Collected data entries

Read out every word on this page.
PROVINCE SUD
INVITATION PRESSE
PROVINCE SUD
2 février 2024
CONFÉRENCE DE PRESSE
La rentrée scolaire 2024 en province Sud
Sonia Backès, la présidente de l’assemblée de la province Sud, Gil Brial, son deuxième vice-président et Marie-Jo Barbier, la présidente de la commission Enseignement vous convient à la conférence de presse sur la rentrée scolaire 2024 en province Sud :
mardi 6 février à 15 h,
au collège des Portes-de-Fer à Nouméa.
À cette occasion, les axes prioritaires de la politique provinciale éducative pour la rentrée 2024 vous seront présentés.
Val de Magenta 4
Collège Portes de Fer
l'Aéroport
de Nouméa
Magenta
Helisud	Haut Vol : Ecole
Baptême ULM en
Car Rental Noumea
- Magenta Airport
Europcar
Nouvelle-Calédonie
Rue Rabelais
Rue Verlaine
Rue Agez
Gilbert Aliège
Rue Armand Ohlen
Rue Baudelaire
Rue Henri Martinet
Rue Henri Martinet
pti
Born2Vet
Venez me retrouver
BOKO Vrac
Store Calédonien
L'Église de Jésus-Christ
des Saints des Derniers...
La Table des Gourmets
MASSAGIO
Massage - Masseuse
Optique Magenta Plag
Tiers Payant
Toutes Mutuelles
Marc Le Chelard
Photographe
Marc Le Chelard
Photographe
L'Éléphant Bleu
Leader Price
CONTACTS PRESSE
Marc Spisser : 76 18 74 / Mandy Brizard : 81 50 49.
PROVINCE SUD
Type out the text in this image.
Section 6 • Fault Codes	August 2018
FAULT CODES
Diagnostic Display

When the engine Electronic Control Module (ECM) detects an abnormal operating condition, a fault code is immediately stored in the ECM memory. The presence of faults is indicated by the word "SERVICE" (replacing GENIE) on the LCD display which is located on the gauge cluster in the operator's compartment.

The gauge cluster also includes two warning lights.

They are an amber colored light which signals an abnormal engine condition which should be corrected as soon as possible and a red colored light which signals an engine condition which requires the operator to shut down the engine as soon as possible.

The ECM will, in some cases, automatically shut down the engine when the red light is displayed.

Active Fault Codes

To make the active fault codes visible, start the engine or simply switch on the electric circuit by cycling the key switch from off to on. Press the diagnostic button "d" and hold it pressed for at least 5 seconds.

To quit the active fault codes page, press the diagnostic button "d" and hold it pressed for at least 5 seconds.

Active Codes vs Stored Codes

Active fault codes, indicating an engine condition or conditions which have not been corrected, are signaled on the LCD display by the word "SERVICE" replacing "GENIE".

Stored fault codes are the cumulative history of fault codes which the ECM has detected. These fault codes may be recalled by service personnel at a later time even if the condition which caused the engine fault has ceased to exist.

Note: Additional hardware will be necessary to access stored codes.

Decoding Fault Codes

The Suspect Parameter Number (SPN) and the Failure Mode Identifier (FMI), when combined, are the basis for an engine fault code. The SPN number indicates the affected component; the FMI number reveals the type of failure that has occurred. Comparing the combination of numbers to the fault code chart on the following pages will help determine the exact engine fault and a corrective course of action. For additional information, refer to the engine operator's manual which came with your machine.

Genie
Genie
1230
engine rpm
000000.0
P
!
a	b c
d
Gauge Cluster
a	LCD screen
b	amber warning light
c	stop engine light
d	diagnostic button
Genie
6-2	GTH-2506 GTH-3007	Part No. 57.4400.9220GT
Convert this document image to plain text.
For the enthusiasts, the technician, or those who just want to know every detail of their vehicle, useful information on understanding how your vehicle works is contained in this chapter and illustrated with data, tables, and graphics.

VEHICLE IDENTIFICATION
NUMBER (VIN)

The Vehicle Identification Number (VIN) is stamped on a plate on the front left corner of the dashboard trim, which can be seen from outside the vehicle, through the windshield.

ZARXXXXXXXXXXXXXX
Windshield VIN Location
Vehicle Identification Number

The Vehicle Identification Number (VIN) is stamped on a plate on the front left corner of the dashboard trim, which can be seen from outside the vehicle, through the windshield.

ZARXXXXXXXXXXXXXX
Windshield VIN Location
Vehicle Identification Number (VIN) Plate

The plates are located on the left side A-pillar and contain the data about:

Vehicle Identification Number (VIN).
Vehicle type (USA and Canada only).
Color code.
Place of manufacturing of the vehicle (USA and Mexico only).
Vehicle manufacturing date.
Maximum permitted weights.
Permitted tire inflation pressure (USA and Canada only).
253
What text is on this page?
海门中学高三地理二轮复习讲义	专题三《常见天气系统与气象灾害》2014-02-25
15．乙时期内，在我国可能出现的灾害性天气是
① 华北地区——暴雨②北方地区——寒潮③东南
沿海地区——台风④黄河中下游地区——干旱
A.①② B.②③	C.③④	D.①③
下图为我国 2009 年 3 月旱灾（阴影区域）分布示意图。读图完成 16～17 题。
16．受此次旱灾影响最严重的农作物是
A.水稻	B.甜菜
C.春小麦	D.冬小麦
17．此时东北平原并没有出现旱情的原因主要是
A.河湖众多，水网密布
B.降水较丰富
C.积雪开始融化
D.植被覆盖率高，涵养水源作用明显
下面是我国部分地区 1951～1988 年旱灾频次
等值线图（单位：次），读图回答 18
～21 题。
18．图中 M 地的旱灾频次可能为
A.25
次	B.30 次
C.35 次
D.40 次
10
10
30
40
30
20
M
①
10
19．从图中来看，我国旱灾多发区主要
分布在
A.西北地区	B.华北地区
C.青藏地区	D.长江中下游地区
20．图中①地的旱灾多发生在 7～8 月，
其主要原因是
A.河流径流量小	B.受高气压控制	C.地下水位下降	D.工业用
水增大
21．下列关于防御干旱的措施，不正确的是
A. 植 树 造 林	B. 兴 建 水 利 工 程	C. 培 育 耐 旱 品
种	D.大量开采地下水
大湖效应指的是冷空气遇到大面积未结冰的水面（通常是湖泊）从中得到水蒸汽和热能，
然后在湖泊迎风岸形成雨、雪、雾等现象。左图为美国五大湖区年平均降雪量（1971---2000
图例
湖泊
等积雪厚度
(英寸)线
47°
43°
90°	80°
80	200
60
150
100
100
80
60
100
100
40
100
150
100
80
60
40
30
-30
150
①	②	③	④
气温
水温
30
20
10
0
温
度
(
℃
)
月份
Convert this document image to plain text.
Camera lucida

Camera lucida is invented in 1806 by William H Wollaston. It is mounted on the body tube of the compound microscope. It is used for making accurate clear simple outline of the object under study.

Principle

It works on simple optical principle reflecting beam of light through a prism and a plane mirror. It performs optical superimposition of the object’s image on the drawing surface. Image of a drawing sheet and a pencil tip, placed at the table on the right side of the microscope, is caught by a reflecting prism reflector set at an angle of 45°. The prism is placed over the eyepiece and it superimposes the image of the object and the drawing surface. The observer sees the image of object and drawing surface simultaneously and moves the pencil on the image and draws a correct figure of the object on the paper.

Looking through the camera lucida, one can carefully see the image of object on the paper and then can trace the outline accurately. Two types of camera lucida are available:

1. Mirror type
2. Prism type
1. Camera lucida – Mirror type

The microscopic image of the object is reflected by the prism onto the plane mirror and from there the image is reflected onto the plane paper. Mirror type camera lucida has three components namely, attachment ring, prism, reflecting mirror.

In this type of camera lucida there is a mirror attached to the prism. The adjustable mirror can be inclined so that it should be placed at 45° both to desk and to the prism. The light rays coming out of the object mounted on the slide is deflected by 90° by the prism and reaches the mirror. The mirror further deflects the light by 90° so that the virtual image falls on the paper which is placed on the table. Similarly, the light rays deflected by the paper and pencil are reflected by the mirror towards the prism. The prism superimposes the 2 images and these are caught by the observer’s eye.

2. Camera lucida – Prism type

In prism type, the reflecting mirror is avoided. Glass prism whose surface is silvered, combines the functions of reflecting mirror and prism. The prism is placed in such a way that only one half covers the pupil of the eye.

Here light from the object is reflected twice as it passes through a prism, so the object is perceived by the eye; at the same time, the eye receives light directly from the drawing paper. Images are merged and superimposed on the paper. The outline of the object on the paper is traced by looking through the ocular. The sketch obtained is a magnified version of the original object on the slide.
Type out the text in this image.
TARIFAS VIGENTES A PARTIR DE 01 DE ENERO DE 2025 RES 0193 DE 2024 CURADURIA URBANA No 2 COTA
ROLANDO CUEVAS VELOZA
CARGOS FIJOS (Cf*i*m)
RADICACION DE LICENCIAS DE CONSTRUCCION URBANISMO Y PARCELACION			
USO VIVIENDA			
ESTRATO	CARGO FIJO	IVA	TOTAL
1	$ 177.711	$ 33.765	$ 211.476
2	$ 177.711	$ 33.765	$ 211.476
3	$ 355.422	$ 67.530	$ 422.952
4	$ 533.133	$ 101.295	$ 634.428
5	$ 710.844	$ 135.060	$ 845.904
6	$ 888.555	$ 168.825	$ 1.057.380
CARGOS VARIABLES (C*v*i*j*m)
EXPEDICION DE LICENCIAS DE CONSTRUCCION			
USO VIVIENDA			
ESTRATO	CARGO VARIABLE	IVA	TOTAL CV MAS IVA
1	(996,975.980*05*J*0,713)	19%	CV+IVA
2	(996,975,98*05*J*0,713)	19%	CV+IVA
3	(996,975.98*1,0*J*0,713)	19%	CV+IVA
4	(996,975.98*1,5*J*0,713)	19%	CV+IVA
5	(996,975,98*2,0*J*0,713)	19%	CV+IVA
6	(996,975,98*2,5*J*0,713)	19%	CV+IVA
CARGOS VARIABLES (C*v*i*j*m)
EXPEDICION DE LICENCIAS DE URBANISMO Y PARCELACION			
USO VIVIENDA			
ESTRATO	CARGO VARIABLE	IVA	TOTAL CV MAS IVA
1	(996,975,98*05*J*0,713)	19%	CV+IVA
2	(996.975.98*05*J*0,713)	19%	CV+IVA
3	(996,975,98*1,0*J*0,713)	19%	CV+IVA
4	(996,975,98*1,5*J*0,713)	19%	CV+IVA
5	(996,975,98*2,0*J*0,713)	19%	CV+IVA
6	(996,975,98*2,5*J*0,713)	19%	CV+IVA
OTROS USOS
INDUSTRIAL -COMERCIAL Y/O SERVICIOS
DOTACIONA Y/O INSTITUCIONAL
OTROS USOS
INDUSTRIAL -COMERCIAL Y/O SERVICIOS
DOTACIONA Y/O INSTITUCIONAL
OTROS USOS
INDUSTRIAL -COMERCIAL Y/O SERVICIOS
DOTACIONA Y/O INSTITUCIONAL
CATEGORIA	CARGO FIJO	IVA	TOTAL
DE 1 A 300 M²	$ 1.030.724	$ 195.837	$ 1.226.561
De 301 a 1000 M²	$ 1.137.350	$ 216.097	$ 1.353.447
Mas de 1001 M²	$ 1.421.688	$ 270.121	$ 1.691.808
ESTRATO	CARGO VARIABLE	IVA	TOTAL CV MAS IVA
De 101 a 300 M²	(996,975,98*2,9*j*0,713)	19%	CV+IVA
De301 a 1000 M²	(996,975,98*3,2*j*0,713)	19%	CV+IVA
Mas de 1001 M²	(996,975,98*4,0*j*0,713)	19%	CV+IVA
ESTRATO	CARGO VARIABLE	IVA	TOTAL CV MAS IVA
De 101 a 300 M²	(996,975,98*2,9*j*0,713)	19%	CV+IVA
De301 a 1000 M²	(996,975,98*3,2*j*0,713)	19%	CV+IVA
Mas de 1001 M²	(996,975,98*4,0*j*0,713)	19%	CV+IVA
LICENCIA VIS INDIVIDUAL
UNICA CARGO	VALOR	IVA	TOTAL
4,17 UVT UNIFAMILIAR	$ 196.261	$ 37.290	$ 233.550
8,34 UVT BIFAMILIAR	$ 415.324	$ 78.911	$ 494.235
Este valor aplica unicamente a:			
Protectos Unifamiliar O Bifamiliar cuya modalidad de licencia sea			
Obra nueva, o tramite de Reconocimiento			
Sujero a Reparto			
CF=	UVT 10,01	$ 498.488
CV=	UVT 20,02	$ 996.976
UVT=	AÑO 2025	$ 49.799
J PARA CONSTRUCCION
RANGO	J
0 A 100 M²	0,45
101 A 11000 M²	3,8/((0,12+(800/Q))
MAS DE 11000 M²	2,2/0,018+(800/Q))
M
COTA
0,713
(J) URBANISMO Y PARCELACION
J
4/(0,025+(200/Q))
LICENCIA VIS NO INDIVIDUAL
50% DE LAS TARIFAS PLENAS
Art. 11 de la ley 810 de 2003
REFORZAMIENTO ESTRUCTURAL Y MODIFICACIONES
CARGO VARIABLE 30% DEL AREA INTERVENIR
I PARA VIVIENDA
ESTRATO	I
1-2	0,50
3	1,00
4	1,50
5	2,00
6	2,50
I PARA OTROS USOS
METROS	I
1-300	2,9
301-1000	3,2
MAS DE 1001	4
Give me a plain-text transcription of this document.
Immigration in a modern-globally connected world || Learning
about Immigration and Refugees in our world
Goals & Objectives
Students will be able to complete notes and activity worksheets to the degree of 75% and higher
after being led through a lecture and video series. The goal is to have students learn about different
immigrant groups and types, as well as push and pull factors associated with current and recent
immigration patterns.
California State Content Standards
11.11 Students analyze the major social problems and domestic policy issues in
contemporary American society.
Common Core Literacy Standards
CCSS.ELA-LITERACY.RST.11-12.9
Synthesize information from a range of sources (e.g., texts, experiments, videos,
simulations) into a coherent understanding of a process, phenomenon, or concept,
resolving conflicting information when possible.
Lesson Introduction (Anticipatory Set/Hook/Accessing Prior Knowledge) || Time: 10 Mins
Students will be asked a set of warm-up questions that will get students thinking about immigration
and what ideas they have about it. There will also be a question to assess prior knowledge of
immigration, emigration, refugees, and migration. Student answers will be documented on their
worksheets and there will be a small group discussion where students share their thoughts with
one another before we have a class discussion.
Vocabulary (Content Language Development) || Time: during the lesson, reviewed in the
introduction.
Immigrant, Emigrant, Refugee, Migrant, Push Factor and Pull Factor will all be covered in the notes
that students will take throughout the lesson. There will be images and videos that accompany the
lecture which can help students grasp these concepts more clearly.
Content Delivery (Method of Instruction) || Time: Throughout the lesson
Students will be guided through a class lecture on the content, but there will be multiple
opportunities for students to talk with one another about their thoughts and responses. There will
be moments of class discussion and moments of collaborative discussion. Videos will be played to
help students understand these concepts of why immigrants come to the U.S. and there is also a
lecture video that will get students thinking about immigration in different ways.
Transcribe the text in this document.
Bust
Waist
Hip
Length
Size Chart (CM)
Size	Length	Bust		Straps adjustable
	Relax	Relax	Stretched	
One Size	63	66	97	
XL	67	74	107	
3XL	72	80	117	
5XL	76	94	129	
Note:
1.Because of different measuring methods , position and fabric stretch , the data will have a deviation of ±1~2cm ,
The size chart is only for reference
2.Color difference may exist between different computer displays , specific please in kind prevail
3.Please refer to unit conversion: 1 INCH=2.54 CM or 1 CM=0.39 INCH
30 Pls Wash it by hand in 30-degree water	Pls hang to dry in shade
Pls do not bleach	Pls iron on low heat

- Stated goal:
Scan the material above for the word "scolaire". Copy each line where it occurs.

- Solution for this problem:
La rentrée scolaire 2024 en province Sud
Sonia Backès, la présidente de l’assemblée de la province Sud, Gil Brial, son deuxième vice-président et Marie-Jo Barbier, la présidente de la commission Enseignement vous convient à la conférence de presse sur la rentrée scolaire 2024 en province Sud :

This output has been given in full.